▼
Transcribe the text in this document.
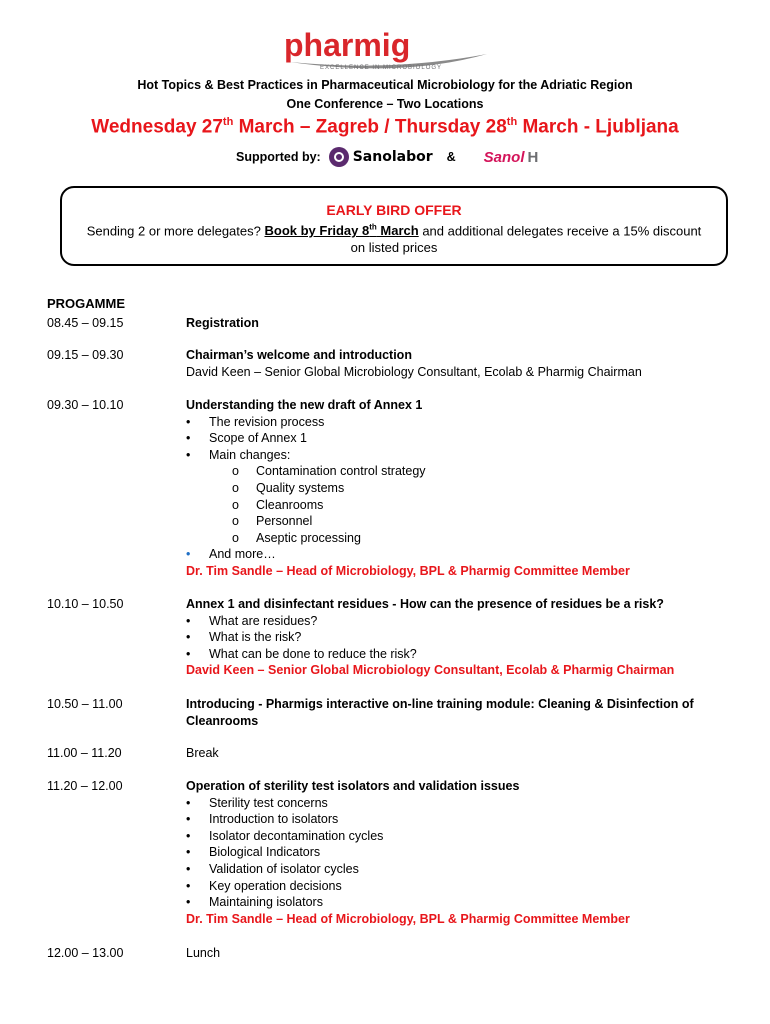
pharmig
EXCELLENCE IN MICROBIOLOGY
Hot Topics & Best Practices in Pharmaceutical Microbiology for the Adriatic Region
One Conference – Two Locations
Wednesday 27th March – Zagreb / Thursday 28th March - Ljubljana
Supported by: Sanolabor & Sanol H
EARLY BIRD OFFER
Sending 2 or more delegates? Book by Friday 8th March and additional delegates receive a 15% discount on listed prices
PROGAMME
08.45 – 09.15	Registration
09.15 – 09.30	Chairman’s welcome and introduction
David Keen – Senior Global Microbiology Consultant, Ecolab & Pharmig Chairman
09.30 – 10.10	Understanding the new draft of Annex 1
• The revision process
• Scope of Annex 1
• Main changes:
o Contamination control strategy
o Quality systems
o Cleanrooms
o Personnel
o Aseptic processing
• And more…
Dr. Tim Sandle – Head of Microbiology, BPL & Pharmig Committee Member
10.10 – 10.50	Annex 1 and disinfectant residues - How can the presence of residues be a risk?
• What are residues?
• What is the risk?
• What can be done to reduce the risk?
David Keen – Senior Global Microbiology Consultant, Ecolab & Pharmig Chairman
10.50 – 11.00	Introducing - Pharmigs interactive on-line training module: Cleaning & Disinfection of Cleanrooms
11.00 – 11.20	Break
11.20 – 12.00	Operation of sterility test isolators and validation issues
• Sterility test concerns
• Introduction to isolators
• Isolator decontamination cycles
• Biological Indicators
• Validation of isolator cycles
• Key operation decisions
• Maintaining isolators
Dr. Tim Sandle – Head of Microbiology, BPL & Pharmig Committee Member
12.00 – 13.00	Lunch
▲
What this task involves
All of the entries above should be duplicated exactly, except for the pictures.

The solution
Transcribe the text in this document.
pharmig
EXCELLENCE IN MICROBIOLOGY
Hot Topics & Best Practices in Pharmaceutical Microbiology for the Adriatic Region
One Conference – Two Locations
Wednesday 27th March – Zagreb / Thursday 28th March - Ljubljana
Supported by: Sanolabor & Sanol H
EARLY BIRD OFFER
Sending 2 or more delegates? Book by Friday 8th March and additional delegates receive a 15% discount on listed prices
PROGAMME
08.45 – 09.15	Registration
09.15 – 09.30	Chairman’s welcome and introduction
David Keen – Senior Global Microbiology Consultant, Ecolab & Pharmig Chairman
09.30 – 10.10	Understanding the new draft of Annex 1
• The revision process
• Scope of Annex 1
• Main changes:
o Contamination control strategy
o Quality systems
o Cleanrooms
o Personnel
o Aseptic processing
• And more…
Dr. Tim Sandle – Head of Microbiology, BPL & Pharmig Committee Member
10.10 – 10.50	Annex 1 and disinfectant residues - How can the presence of residues be a risk?
• What are residues?
• What is the risk?
• What can be done to reduce the risk?
David Keen – Senior Global Microbiology Consultant, Ecolab & Pharmig Chairman
10.50 – 11.00	Introducing - Pharmigs interactive on-line training module: Cleaning & Disinfection of Cleanrooms
11.00 – 11.20	Break
11.20 – 12.00	Operation of sterility test isolators and validation issues
• Sterility test concerns
• Introduction to isolators
• Isolator decontamination cycles
• Biological Indicators
• Validation of isolator cycles
• Key operation decisions
• Maintaining isolators
Dr. Tim Sandle – Head of Microbiology, BPL & Pharmig Committee Member
12.00 – 13.00	Lunch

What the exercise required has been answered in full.